Retype every line of the items below precisely as it appears, omitting the pictures from your answer.
....................
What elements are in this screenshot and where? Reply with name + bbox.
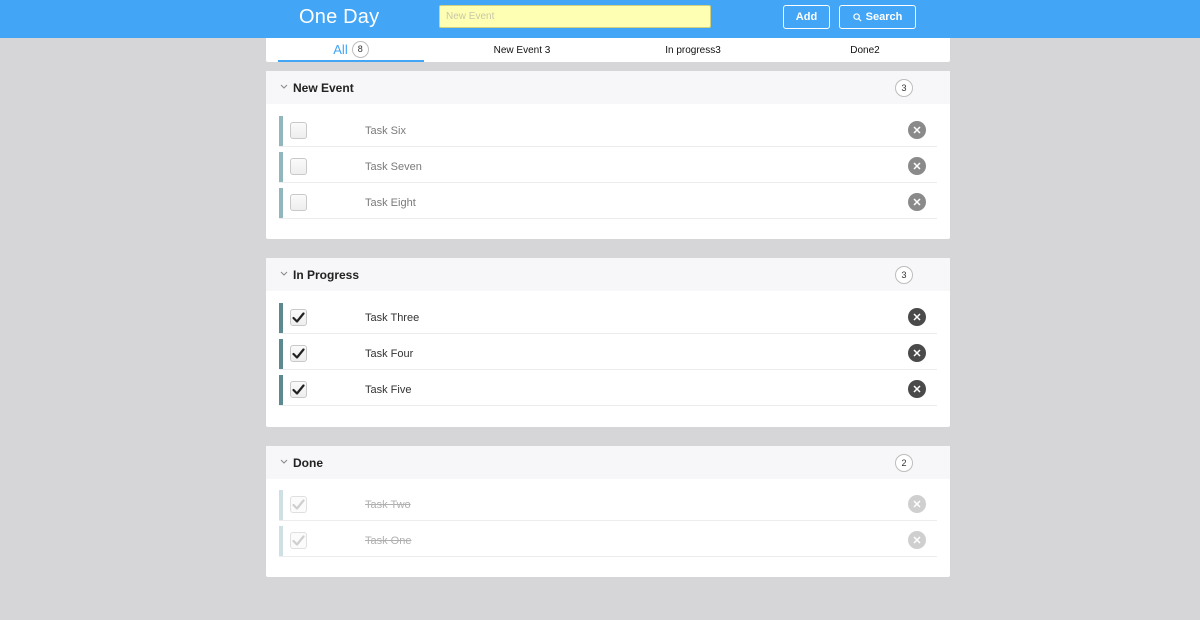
task-row: Task One [279, 526, 937, 557]
task-status-bar [279, 116, 283, 146]
checkmark-icon [292, 312, 305, 323]
task-status-bar [279, 490, 283, 520]
add-button[interactable]: Add [783, 5, 830, 29]
search-icon [852, 12, 862, 22]
group-count-badge: 3 [895, 79, 913, 97]
task-status-bar [279, 303, 283, 333]
task-row: Task Three [279, 303, 937, 334]
delete-button[interactable] [908, 380, 926, 398]
add-button-label: Add [795, 11, 818, 23]
chevron-down-icon[interactable] [280, 84, 288, 89]
app-title: One Day [299, 6, 380, 28]
close-icon [913, 126, 921, 134]
task-status-bar [279, 152, 283, 182]
task-checkbox[interactable] [290, 122, 307, 139]
new-event-input[interactable] [439, 5, 711, 28]
checkmark-icon [292, 499, 305, 510]
close-icon [913, 536, 921, 544]
delete-button[interactable] [908, 308, 926, 326]
tab-all-count: 8 [351, 40, 369, 58]
group-header[interactable]: In Progress 3 [266, 258, 950, 291]
checkmark-icon [292, 535, 305, 546]
group-title: In Progress [293, 268, 360, 282]
chevron-down-icon[interactable] [280, 271, 288, 276]
tab-in-progress[interactable]: In progress3 [624, 38, 762, 62]
task-label: Task Two [365, 499, 411, 511]
close-icon [913, 313, 921, 321]
task-row: Task Eight [279, 188, 937, 219]
close-icon [913, 385, 921, 393]
task-checkbox[interactable] [290, 496, 307, 513]
search-button-label: Search [865, 11, 903, 23]
task-label: Task Seven [365, 161, 422, 173]
task-row: Task Five [279, 375, 937, 406]
task-checkbox[interactable] [290, 158, 307, 175]
task-checkbox[interactable] [290, 345, 307, 362]
task-label: Task Four [365, 348, 414, 360]
task-label: Task Eight [365, 197, 416, 209]
task-checkbox[interactable] [290, 194, 307, 211]
tab-done-label: Done2 [850, 44, 880, 56]
filter-tabs: All 8 New Event 3 In progress3 Done2 [266, 38, 950, 62]
task-label: Task Five [365, 384, 412, 396]
delete-button[interactable] [908, 121, 926, 139]
task-label: Task One [365, 535, 412, 547]
task-status-bar [279, 375, 283, 405]
close-icon [913, 162, 921, 170]
task-row: Task Two [279, 490, 937, 521]
task-checkbox[interactable] [290, 381, 307, 398]
close-icon [913, 349, 921, 357]
group-in-progress: In Progress 3 Task Three Task Four Task … [266, 258, 950, 427]
chevron-down-icon[interactable] [280, 459, 288, 464]
task-row: Task Four [279, 339, 937, 370]
group-title: New Event [293, 81, 354, 95]
group-header[interactable]: Done 2 [266, 446, 950, 479]
task-status-bar [279, 339, 283, 369]
app-header: One Day Add Search [0, 0, 1200, 38]
delete-button[interactable] [908, 531, 926, 549]
close-icon [913, 198, 921, 206]
task-checkbox[interactable] [290, 309, 307, 326]
tab-all-label: All [333, 41, 348, 57]
tab-new-event-label: New Event 3 [493, 44, 551, 56]
delete-button[interactable] [908, 157, 926, 175]
tab-done[interactable]: Done2 [796, 38, 934, 62]
task-row: Task Seven [279, 152, 937, 183]
tab-new-event[interactable]: New Event 3 [452, 38, 592, 62]
task-status-bar [279, 526, 283, 556]
task-label: Task Three [365, 312, 420, 324]
tab-in-progress-label: In progress3 [665, 44, 721, 56]
delete-button[interactable] [908, 495, 926, 513]
close-icon [913, 500, 921, 508]
task-label: Task Six [365, 125, 406, 137]
group-new-event: New Event 3 Task Six Task Seven Task Eig… [266, 71, 950, 239]
checkmark-icon [292, 348, 305, 359]
group-title: Done [293, 456, 323, 470]
delete-button[interactable] [908, 344, 926, 362]
search-button[interactable]: Search [839, 5, 916, 29]
checkmark-icon [292, 384, 305, 395]
task-checkbox[interactable] [290, 532, 307, 549]
group-count-badge: 2 [895, 454, 913, 472]
task-row: Task Six [279, 116, 937, 147]
group-done: Done 2 Task Two Task One [266, 446, 950, 577]
delete-button[interactable] [908, 193, 926, 211]
group-count-badge: 3 [895, 266, 913, 284]
group-header[interactable]: New Event 3 [266, 71, 950, 104]
tab-all[interactable]: All 8 [278, 38, 424, 62]
task-status-bar [279, 188, 283, 218]
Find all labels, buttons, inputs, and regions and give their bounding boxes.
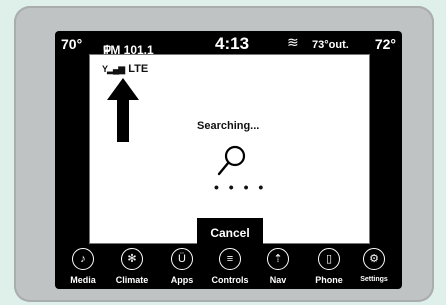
....................
Written answer
What elements are in this screenshot and where? Reply with name + bbox.
task-row: Task One [279, 526, 937, 557]
task-status-bar [279, 116, 283, 146]
checkmark-icon [292, 312, 305, 323]
task-status-bar [279, 490, 283, 520]
add-button[interactable]: Add [783, 5, 830, 29]
search-icon [852, 12, 862, 22]
group-count-badge: 3 [895, 79, 913, 97]
task-status-bar [279, 303, 283, 333]
task-row: Task Three [279, 303, 937, 334]
delete-button[interactable] [908, 380, 926, 398]
add-button-label: Add [795, 11, 818, 23]
chevron-down-icon[interactable] [280, 84, 288, 89]
app-title: One Day [299, 6, 380, 28]
close-icon [913, 126, 921, 134]
task-status-bar [279, 152, 283, 182]
task-checkbox[interactable] [290, 122, 307, 139]
new-event-input[interactable] [439, 5, 711, 28]
checkmark-icon [292, 499, 305, 510]
close-icon [913, 536, 921, 544]
delete-button[interactable] [908, 308, 926, 326]
tab-all-count: 8 [351, 40, 369, 58]
group-header[interactable]: In Progress 3 [266, 258, 950, 291]
checkmark-icon [292, 535, 305, 546]
group-title: In Progress [293, 268, 360, 282]
chevron-down-icon[interactable] [280, 271, 288, 276]
tab-in-progress[interactable]: In progress3 [624, 38, 762, 62]
task-label: Task Two [365, 499, 411, 511]
close-icon [913, 313, 921, 321]
task-row: Task Eight [279, 188, 937, 219]
close-icon [913, 385, 921, 393]
task-checkbox[interactable] [290, 496, 307, 513]
search-button-label: Search [865, 11, 903, 23]
task-label: Task Seven [365, 161, 422, 173]
task-row: Task Five [279, 375, 937, 406]
task-checkbox[interactable] [290, 158, 307, 175]
task-checkbox[interactable] [290, 345, 307, 362]
task-label: Task Four [365, 348, 414, 360]
task-label: Task Eight [365, 197, 416, 209]
task-checkbox[interactable] [290, 194, 307, 211]
tab-done-label: Done2 [850, 44, 880, 56]
filter-tabs: All 8 New Event 3 In progress3 Done2 [266, 38, 950, 62]
task-label: Task Five [365, 384, 412, 396]
delete-button[interactable] [908, 121, 926, 139]
task-label: Task One [365, 535, 412, 547]
task-status-bar [279, 375, 283, 405]
close-icon [913, 162, 921, 170]
task-row: Task Two [279, 490, 937, 521]
task-checkbox[interactable] [290, 381, 307, 398]
close-icon [913, 349, 921, 357]
group-in-progress: In Progress 3 Task Three Task Four Task … [266, 258, 950, 427]
chevron-down-icon[interactable] [280, 459, 288, 464]
task-row: Task Four [279, 339, 937, 370]
group-title: New Event [293, 81, 354, 95]
group-header[interactable]: Done 2 [266, 446, 950, 479]
task-status-bar [279, 339, 283, 369]
app-header: One Day Add Search [0, 0, 1200, 38]
delete-button[interactable] [908, 531, 926, 549]
close-icon [913, 198, 921, 206]
task-checkbox[interactable] [290, 309, 307, 326]
tab-all-label: All [333, 41, 348, 57]
tab-new-event-label: New Event 3 [493, 44, 551, 56]
delete-button[interactable] [908, 157, 926, 175]
tab-done[interactable]: Done2 [796, 38, 934, 62]
task-row: Task Seven [279, 152, 937, 183]
tab-new-event[interactable]: New Event 3 [452, 38, 592, 62]
task-status-bar [279, 526, 283, 556]
task-label: Task Three [365, 312, 420, 324]
tab-in-progress-label: In progress3 [665, 44, 721, 56]
delete-button[interactable] [908, 495, 926, 513]
close-icon [913, 500, 921, 508]
task-label: Task Six [365, 125, 406, 137]
group-new-event: New Event 3 Task Six Task Seven Task Eig… [266, 71, 950, 239]
checkmark-icon [292, 348, 305, 359]
group-title: Done [293, 456, 323, 470]
delete-button[interactable] [908, 344, 926, 362]
search-button[interactable]: Search [839, 5, 916, 29]
checkmark-icon [292, 384, 305, 395]
task-checkbox[interactable] [290, 532, 307, 549]
group-count-badge: 2 [895, 454, 913, 472]
task-row: Task Six [279, 116, 937, 147]
group-done: Done 2 Task Two Task One [266, 446, 950, 577]
delete-button[interactable] [908, 193, 926, 211]
group-count-badge: 3 [895, 266, 913, 284]
group-header[interactable]: New Event 3 [266, 71, 950, 104]
tab-all[interactable]: All 8 [278, 38, 424, 62]
task-status-bar [279, 188, 283, 218]
Find all labels, buttons, inputs, and regions and give their bounding boxes.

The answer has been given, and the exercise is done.